*WORK TO COMPLETE:*
Set down, in full, every record in the block.

+++++

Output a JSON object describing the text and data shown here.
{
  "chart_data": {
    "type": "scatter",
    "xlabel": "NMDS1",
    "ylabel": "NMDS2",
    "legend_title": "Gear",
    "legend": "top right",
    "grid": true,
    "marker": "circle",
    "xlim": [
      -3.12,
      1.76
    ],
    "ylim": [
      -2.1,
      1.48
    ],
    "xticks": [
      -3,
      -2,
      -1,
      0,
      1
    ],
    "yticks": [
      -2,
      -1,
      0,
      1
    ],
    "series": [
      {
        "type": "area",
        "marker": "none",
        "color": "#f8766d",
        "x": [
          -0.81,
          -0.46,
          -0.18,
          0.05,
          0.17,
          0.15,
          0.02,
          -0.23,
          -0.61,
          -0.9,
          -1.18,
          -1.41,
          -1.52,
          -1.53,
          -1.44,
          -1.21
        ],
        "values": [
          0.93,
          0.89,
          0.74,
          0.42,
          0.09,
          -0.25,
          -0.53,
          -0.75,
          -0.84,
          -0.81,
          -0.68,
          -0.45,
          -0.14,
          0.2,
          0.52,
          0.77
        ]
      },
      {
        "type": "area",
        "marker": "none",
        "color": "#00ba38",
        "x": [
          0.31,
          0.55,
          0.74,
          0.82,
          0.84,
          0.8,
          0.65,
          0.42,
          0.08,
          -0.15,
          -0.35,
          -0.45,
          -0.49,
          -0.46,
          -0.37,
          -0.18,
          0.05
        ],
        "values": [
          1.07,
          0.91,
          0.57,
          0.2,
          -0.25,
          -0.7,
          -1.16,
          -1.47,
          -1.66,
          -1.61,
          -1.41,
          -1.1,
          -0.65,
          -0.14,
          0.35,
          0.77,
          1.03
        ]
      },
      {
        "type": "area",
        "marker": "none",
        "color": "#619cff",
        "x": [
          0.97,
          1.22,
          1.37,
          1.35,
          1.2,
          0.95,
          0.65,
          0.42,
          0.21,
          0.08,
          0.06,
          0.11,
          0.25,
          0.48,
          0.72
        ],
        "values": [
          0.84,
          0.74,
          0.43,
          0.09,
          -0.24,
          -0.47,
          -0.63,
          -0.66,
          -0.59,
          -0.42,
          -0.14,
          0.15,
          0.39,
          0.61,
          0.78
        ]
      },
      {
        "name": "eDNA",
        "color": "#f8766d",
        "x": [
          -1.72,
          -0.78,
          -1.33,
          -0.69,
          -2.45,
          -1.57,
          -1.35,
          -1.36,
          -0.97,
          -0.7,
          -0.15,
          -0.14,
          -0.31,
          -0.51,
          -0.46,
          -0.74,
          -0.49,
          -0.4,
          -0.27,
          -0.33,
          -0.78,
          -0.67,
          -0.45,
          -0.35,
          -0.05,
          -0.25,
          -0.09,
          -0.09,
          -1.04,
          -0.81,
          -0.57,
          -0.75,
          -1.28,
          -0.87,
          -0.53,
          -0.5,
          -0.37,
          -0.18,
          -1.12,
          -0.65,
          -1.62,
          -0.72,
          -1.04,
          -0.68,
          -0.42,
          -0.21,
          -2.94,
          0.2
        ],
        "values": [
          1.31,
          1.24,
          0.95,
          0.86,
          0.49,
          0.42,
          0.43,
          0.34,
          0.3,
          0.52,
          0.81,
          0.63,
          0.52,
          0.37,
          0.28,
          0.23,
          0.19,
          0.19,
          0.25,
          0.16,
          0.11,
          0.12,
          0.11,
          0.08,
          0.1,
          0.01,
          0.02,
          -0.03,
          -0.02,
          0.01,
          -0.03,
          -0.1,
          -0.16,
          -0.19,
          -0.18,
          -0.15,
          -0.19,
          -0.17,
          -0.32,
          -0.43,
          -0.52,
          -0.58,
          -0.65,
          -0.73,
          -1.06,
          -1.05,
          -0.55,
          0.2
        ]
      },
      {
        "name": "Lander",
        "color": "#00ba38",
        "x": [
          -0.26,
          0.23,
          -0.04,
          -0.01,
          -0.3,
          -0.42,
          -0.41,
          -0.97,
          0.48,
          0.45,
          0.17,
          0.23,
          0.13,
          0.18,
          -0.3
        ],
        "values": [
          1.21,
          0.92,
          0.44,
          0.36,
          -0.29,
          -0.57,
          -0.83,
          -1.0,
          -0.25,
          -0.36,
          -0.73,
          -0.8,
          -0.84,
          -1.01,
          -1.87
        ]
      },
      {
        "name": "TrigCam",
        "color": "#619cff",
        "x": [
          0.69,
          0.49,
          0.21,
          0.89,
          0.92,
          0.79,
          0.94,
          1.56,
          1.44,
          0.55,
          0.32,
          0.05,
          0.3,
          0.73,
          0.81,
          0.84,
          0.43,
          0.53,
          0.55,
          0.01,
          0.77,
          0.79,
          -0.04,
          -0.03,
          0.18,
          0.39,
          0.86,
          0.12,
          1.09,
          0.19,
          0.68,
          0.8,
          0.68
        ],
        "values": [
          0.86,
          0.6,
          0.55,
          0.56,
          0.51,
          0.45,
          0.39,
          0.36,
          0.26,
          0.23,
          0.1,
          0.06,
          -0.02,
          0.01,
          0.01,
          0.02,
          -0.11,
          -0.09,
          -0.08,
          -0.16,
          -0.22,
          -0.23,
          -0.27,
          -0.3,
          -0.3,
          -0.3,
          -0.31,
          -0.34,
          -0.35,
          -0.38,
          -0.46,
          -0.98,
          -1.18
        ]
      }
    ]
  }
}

+++++

*ANSWER BELOW:*
Output a JSON object describing the text and data shown here.
{
  "chart_data": {
    "type": "scatter",
    "xlabel": "NMDS1",
    "ylabel": "NMDS2",
    "legend_title": "Gear",
    "legend": "top right",
    "grid": true,
    "marker": "circle",
    "xlim": [
      -3.12,
      1.76
    ],
    "ylim": [
      -2.1,
      1.48
    ],
    "xticks": [
      -3,
      -2,
      -1,
      0,
      1
    ],
    "yticks": [
      -2,
      -1,
      0,
      1
    ],
    "series": [
      {
        "type": "area",
        "marker": "none",
        "color": "#f8766d",
        "x": [
          -0.81,
          -0.46,
          -0.18,
          0.05,
          0.17,
          0.15,
          0.02,
          -0.23,
          -0.61,
          -0.9,
          -1.18,
          -1.41,
          -1.52,
          -1.53,
          -1.44,
          -1.21
        ],
        "values": [
          0.93,
          0.89,
          0.74,
          0.42,
          0.09,
          -0.25,
          -0.53,
          -0.75,
          -0.84,
          -0.81,
          -0.68,
          -0.45,
          -0.14,
          0.2,
          0.52,
          0.77
        ]
      },
      {
        "type": "area",
        "marker": "none",
        "color": "#00ba38",
        "x": [
          0.31,
          0.55,
          0.74,
          0.82,
          0.84,
          0.8,
          0.65,
          0.42,
          0.08,
          -0.15,
          -0.35,
          -0.45,
          -0.49,
          -0.46,
          -0.37,
          -0.18,
          0.05
        ],
        "values": [
          1.07,
          0.91,
          0.57,
          0.2,
          -0.25,
          -0.7,
          -1.16,
          -1.47,
          -1.66,
          -1.61,
          -1.41,
          -1.1,
          -0.65,
          -0.14,
          0.35,
          0.77,
          1.03
        ]
      },
      {
        "type": "area",
        "marker": "none",
        "color": "#619cff",
        "x": [
          0.97,
          1.22,
          1.37,
          1.35,
          1.2,
          0.95,
          0.65,
          0.42,
          0.21,
          0.08,
          0.06,
          0.11,
          0.25,
          0.48,
          0.72
        ],
        "values": [
          0.84,
          0.74,
          0.43,
          0.09,
          -0.24,
          -0.47,
          -0.63,
          -0.66,
          -0.59,
          -0.42,
          -0.14,
          0.15,
          0.39,
          0.61,
          0.78
        ]
      },
      {
        "name": "eDNA",
        "color": "#f8766d",
        "x": [
          -1.72,
          -0.78,
          -1.33,
          -0.69,
          -2.45,
          -1.57,
          -1.35,
          -1.36,
          -0.97,
          -0.7,
          -0.15,
          -0.14,
          -0.31,
          -0.51,
          -0.46,
          -0.74,
          -0.49,
          -0.4,
          -0.27,
          -0.33,
          -0.78,
          -0.67,
          -0.45,
          -0.35,
          -0.05,
          -0.25,
          -0.09,
          -0.09,
          -1.04,
          -0.81,
          -0.57,
          -0.75,
          -1.28,
          -0.87,
          -0.53,
          -0.5,
          -0.37,
          -0.18,
          -1.12,
          -0.65,
          -1.62,
          -0.72,
          -1.04,
          -0.68,
          -0.42,
          -0.21,
          -2.94,
          0.2
        ],
        "values": [
          1.31,
          1.24,
          0.95,
          0.86,
          0.49,
          0.42,
          0.43,
          0.34,
          0.3,
          0.52,
          0.81,
          0.63,
          0.52,
          0.37,
          0.28,
          0.23,
          0.19,
          0.19,
          0.25,
          0.16,
          0.11,
          0.12,
          0.11,
          0.08,
          0.1,
          0.01,
          0.02,
          -0.03,
          -0.02,
          0.01,
          -0.03,
          -0.1,
          -0.16,
          -0.19,
          -0.18,
          -0.15,
          -0.19,
          -0.17,
          -0.32,
          -0.43,
          -0.52,
          -0.58,
          -0.65,
          -0.73,
          -1.06,
          -1.05,
          -0.55,
          0.2
        ]
      },
      {
        "name": "Lander",
        "color": "#00ba38",
        "x": [
          -0.26,
          0.23,
          -0.04,
          -0.01,
          -0.3,
          -0.42,
          -0.41,
          -0.97,
          0.48,
          0.45,
          0.17,
          0.23,
          0.13,
          0.18,
          -0.3
        ],
        "values": [
          1.21,
          0.92,
          0.44,
          0.36,
          -0.29,
          -0.57,
          -0.83,
          -1.0,
          -0.25,
          -0.36,
          -0.73,
          -0.8,
          -0.84,
          -1.01,
          -1.87
        ]
      },
      {
        "name": "TrigCam",
        "color": "#619cff",
        "x": [
          0.69,
          0.49,
          0.21,
          0.89,
          0.92,
          0.79,
          0.94,
          1.56,
          1.44,
          0.55,
          0.32,
          0.05,
          0.3,
          0.73,
          0.81,
          0.84,
          0.43,
          0.53,
          0.55,
          0.01,
          0.77,
          0.79,
          -0.04,
          -0.03,
          0.18,
          0.39,
          0.86,
          0.12,
          1.09,
          0.19,
          0.68,
          0.8,
          0.68
        ],
        "values": [
          0.86,
          0.6,
          0.55,
          0.56,
          0.51,
          0.45,
          0.39,
          0.36,
          0.26,
          0.23,
          0.1,
          0.06,
          -0.02,
          0.01,
          0.01,
          0.02,
          -0.11,
          -0.09,
          -0.08,
          -0.16,
          -0.22,
          -0.23,
          -0.27,
          -0.3,
          -0.3,
          -0.3,
          -0.31,
          -0.34,
          -0.35,
          -0.38,
          -0.46,
          -0.98,
          -1.18
        ]
      }
    ]
  }
}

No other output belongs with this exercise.